• [Task input]:
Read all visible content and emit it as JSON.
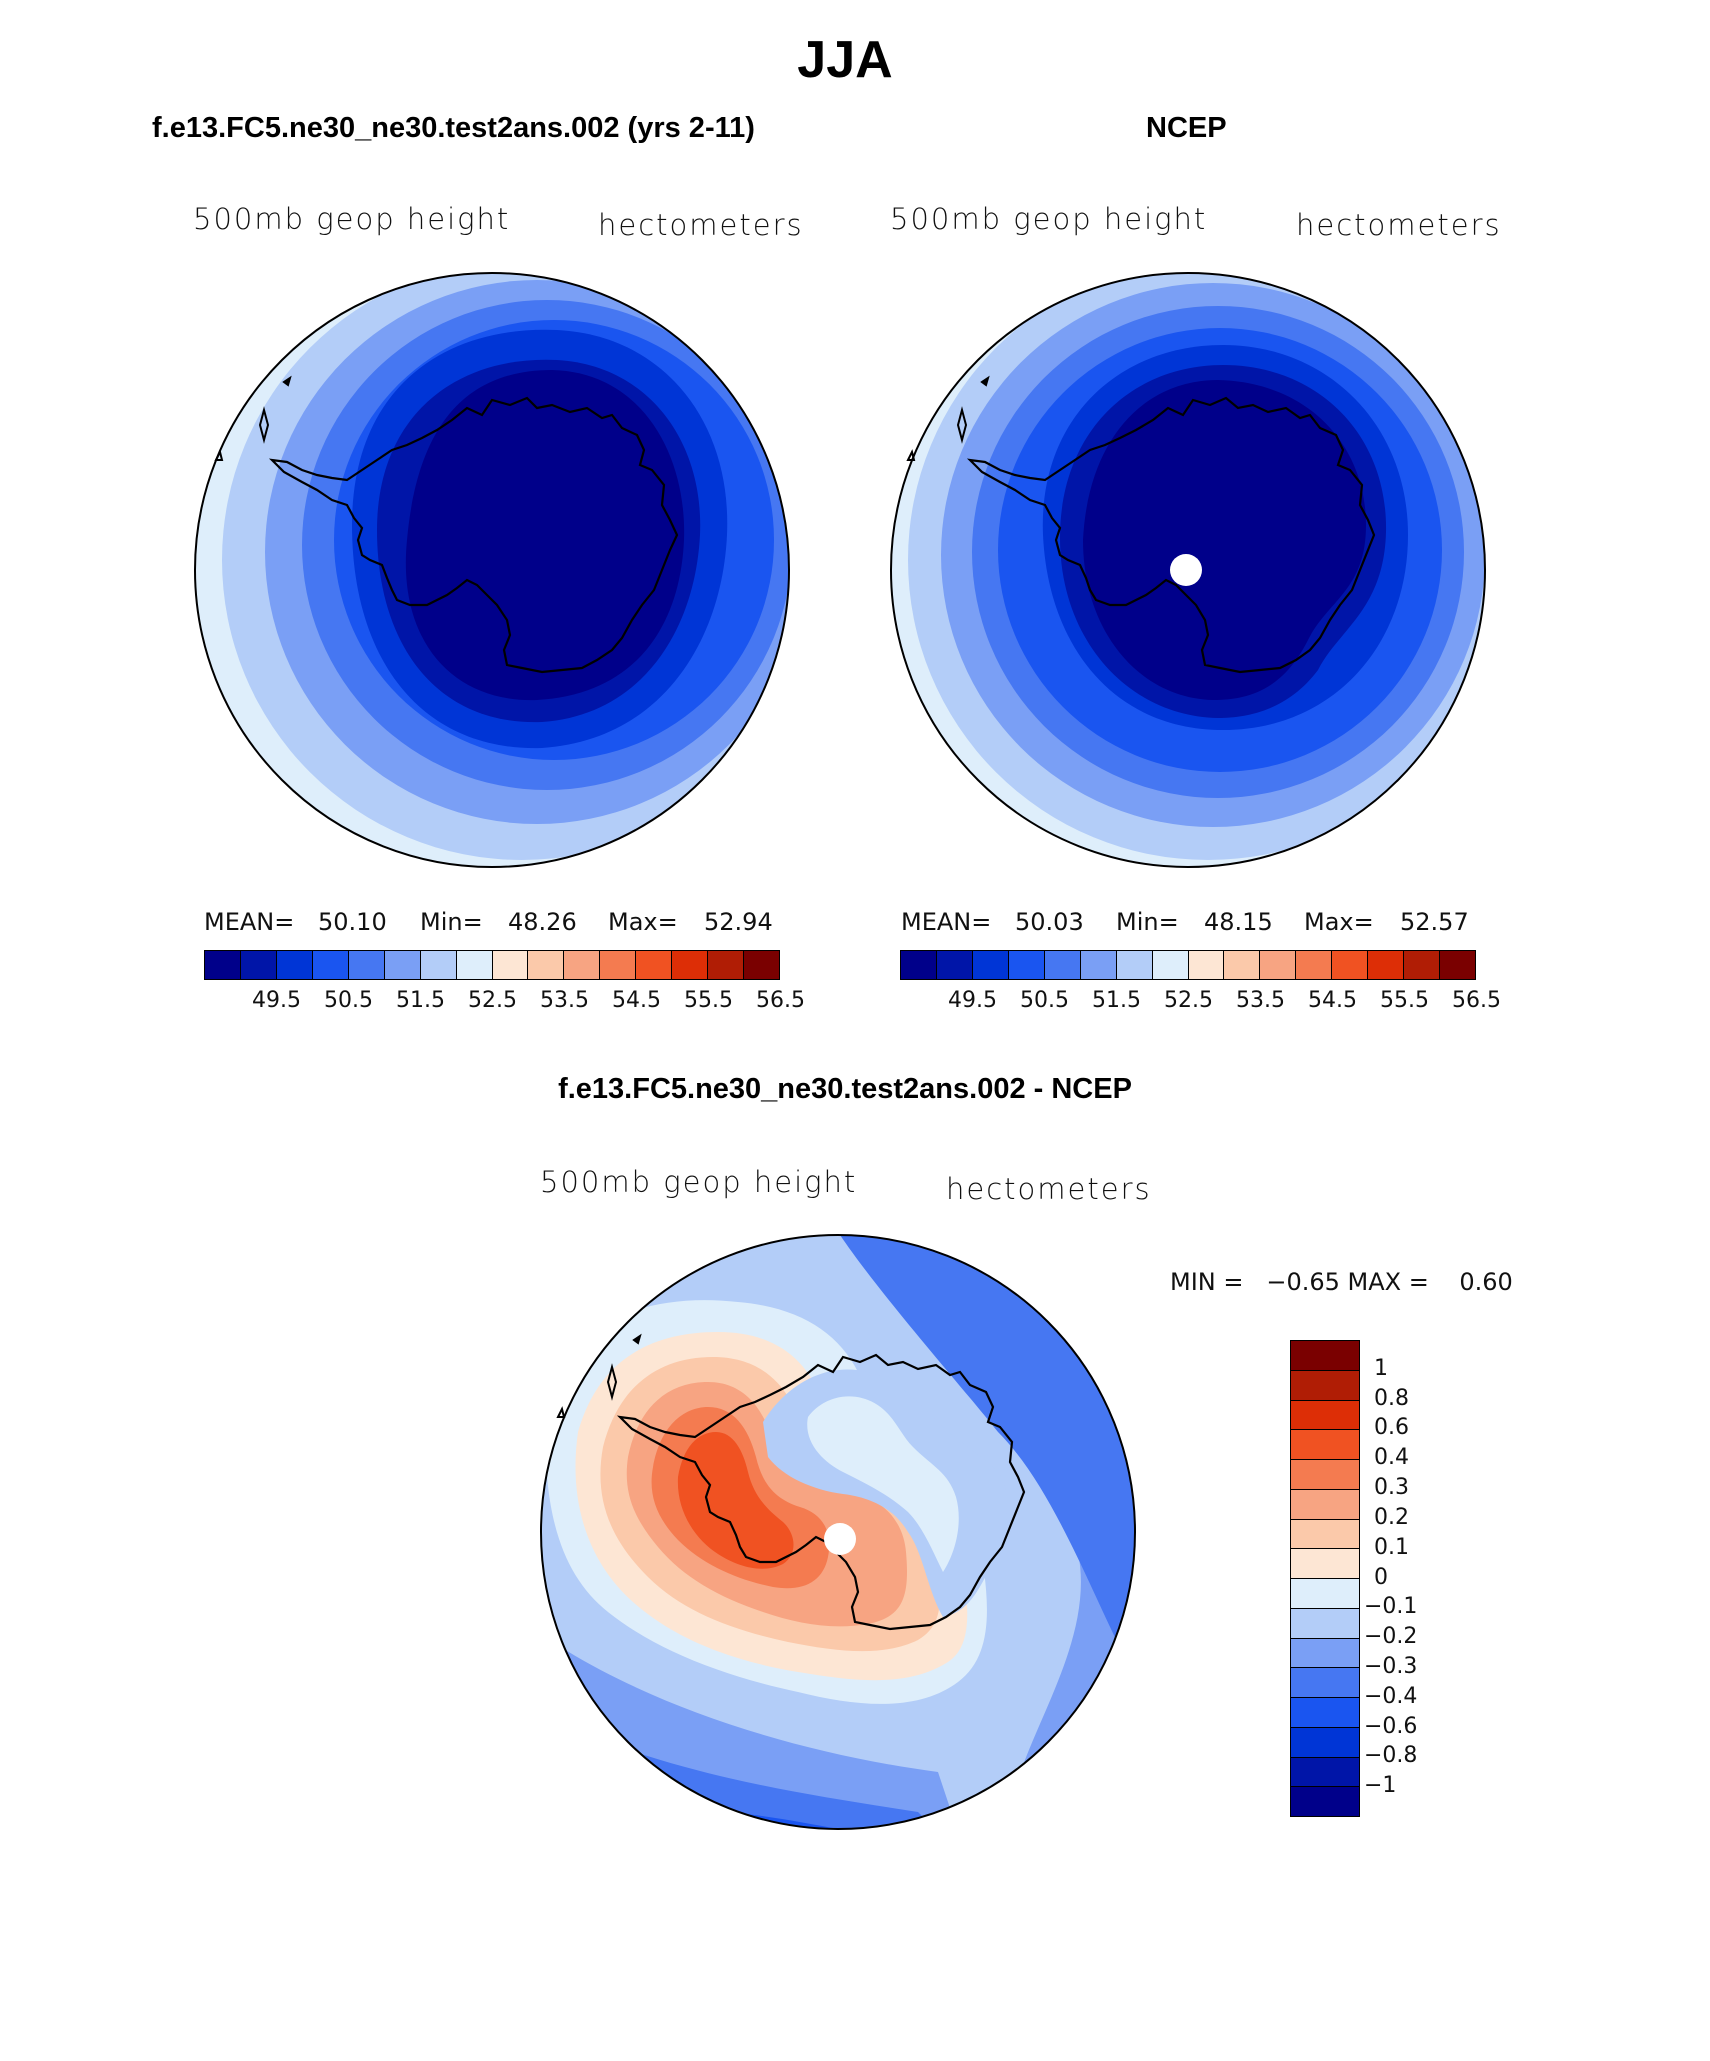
{
  "figure_title": "JJA",
  "panels": [
    {
      "header": "f.e13.FC5.ne30_ne30.test2ans.002 (yrs 2-11)",
      "left_label": "500mb geop height",
      "right_label": "hectometers",
      "stats": {
        "mean_label": "MEAN=",
        "mean": "50.10",
        "min_label": "Min=",
        "min": "48.26",
        "max_label": "Max=",
        "max": "52.94"
      }
    },
    {
      "header": "NCEP",
      "left_label": "500mb geop height",
      "right_label": "hectometers",
      "stats": {
        "mean_label": "MEAN=",
        "mean": "50.03",
        "min_label": "Min=",
        "min": "48.15",
        "max_label": "Max=",
        "max": "52.57"
      }
    },
    {
      "header": "f.e13.FC5.ne30_ne30.test2ans.002 - NCEP",
      "left_label": "500mb geop height",
      "right_label": "hectometers",
      "minmax_text": "MIN =   −0.65 MAX =    0.60"
    }
  ],
  "abs_colorbar": {
    "colors": [
      "#00008a",
      "#0015a8",
      "#0035d6",
      "#1a55f0",
      "#4677f2",
      "#7a9ff5",
      "#b3cdf8",
      "#deeefb",
      "#fde6d4",
      "#fbc9aa",
      "#f7a482",
      "#f47b50",
      "#f05222",
      "#dd2e06",
      "#b01d05",
      "#7a0000"
    ],
    "tick_labels": [
      "49.5",
      "50.5",
      "51.5",
      "52.5",
      "53.5",
      "54.5",
      "55.5",
      "56.5"
    ]
  },
  "diff_colorbar": {
    "colors": [
      "#7a0000",
      "#b01d05",
      "#dd2e06",
      "#f05222",
      "#f47b50",
      "#f7a482",
      "#fbc9aa",
      "#fde6d4",
      "#deeefb",
      "#b3cdf8",
      "#7a9ff5",
      "#4677f2",
      "#1a55f0",
      "#0035d6",
      "#0015a8",
      "#00008a"
    ],
    "tick_labels": [
      "1",
      "0.8",
      "0.6",
      "0.4",
      "0.3",
      "0.2",
      "0.1",
      "0",
      "−0.1",
      "−0.2",
      "−0.3",
      "−0.4",
      "−0.6",
      "−0.8",
      "−1"
    ]
  },
  "chart_data": [
    {
      "type": "heatmap",
      "title": "f.e13.FC5.ne30_ne30.test2ans.002 (yrs 2-11)",
      "variable": "500mb geop height",
      "units": "hectometers",
      "projection": "south polar stereographic",
      "mean": 50.1,
      "min": 48.26,
      "max": 52.94,
      "contour_levels": [
        49,
        49.5,
        50,
        50.5,
        51,
        51.5,
        52,
        52.5,
        53,
        53.5,
        54,
        54.5,
        55,
        55.5,
        56,
        56.5
      ]
    },
    {
      "type": "heatmap",
      "title": "NCEP",
      "variable": "500mb geop height",
      "units": "hectometers",
      "projection": "south polar stereographic",
      "mean": 50.03,
      "min": 48.15,
      "max": 52.57,
      "contour_levels": [
        49,
        49.5,
        50,
        50.5,
        51,
        51.5,
        52,
        52.5,
        53,
        53.5,
        54,
        54.5,
        55,
        55.5,
        56,
        56.5
      ]
    },
    {
      "type": "heatmap",
      "title": "f.e13.FC5.ne30_ne30.test2ans.002 - NCEP",
      "variable": "500mb geop height",
      "units": "hectometers",
      "projection": "south polar stereographic",
      "min": -0.65,
      "max": 0.6,
      "contour_levels": [
        -1,
        -0.8,
        -0.6,
        -0.4,
        -0.3,
        -0.2,
        -0.1,
        0,
        0.1,
        0.2,
        0.3,
        0.4,
        0.6,
        0.8,
        1
      ]
    }
  ]
}
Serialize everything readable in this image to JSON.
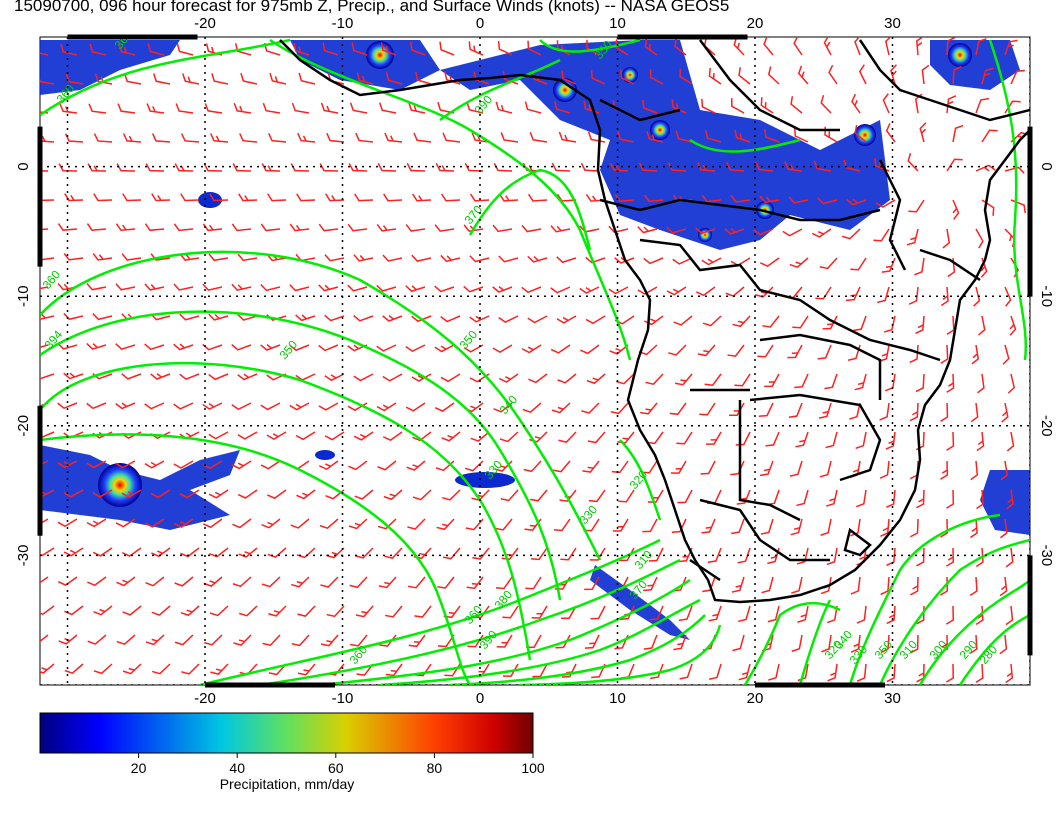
{
  "title": "15090700, 096 hour forecast for 975mb Z, Precip., and Surface Winds (knots) -- NASA GEOS5",
  "map": {
    "lon_range": [
      -32,
      40
    ],
    "lat_range": [
      -40,
      10
    ],
    "top_lon_ticks": [
      "-20",
      "-10",
      "0",
      "10",
      "20",
      "30"
    ],
    "bottom_lon_ticks": [
      "-20",
      "-10",
      "0",
      "10",
      "20",
      "30"
    ],
    "left_lat_ticks": [
      "0",
      "-10",
      "-20",
      "-30"
    ],
    "right_lat_ticks": [
      "0",
      "-10",
      "-20",
      "-30"
    ],
    "contour_labels": [
      "360",
      "350",
      "360",
      "390",
      "370",
      "360",
      "394",
      "350",
      "350",
      "340",
      "330",
      "320",
      "330",
      "310",
      "380",
      "370",
      "360",
      "390",
      "360",
      "350",
      "340",
      "330",
      "320",
      "310",
      "300",
      "290",
      "280"
    ],
    "colors": {
      "contour": "#00ee00",
      "wind_barb": "#ff2020",
      "coastline": "#000000",
      "grid": "#000000"
    }
  },
  "colorbar": {
    "ticks": [
      "20",
      "40",
      "60",
      "80",
      "100"
    ],
    "label": "Precipitation, mm/day",
    "range": [
      0,
      100
    ],
    "colormap": [
      "#00007f",
      "#0000ff",
      "#00bfff",
      "#00e0a0",
      "#b0e000",
      "#e0c000",
      "#ff6000",
      "#e00000",
      "#7f0000"
    ]
  }
}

• [Task goal]: Copy exactly, please, the lines that run from the line holding "Serialize everything readable" through the closing line of the material above, omitting every picture.

• [Task result]:
Serialize everything readable in this image to JSON.
{
  "title": "15090700, 096 hour forecast for 975mb Z, Precip., and Surface Winds (knots) -- NASA GEOS5",
  "map": {
    "lon_range": [
      -32,
      40
    ],
    "lat_range": [
      -40,
      10
    ],
    "top_lon_ticks": [
      "-20",
      "-10",
      "0",
      "10",
      "20",
      "30"
    ],
    "bottom_lon_ticks": [
      "-20",
      "-10",
      "0",
      "10",
      "20",
      "30"
    ],
    "left_lat_ticks": [
      "0",
      "-10",
      "-20",
      "-30"
    ],
    "right_lat_ticks": [
      "0",
      "-10",
      "-20",
      "-30"
    ],
    "contour_labels": [
      "360",
      "350",
      "360",
      "390",
      "370",
      "360",
      "394",
      "350",
      "350",
      "340",
      "330",
      "320",
      "330",
      "310",
      "380",
      "370",
      "360",
      "390",
      "360",
      "350",
      "340",
      "330",
      "320",
      "310",
      "300",
      "290",
      "280"
    ],
    "colors": {
      "contour": "#00ee00",
      "wind_barb": "#ff2020",
      "coastline": "#000000",
      "grid": "#000000"
    }
  },
  "colorbar": {
    "ticks": [
      "20",
      "40",
      "60",
      "80",
      "100"
    ],
    "label": "Precipitation, mm/day",
    "range": [
      0,
      100
    ],
    "colormap": [
      "#00007f",
      "#0000ff",
      "#00bfff",
      "#00e0a0",
      "#b0e000",
      "#e0c000",
      "#ff6000",
      "#e00000",
      "#7f0000"
    ]
  }
}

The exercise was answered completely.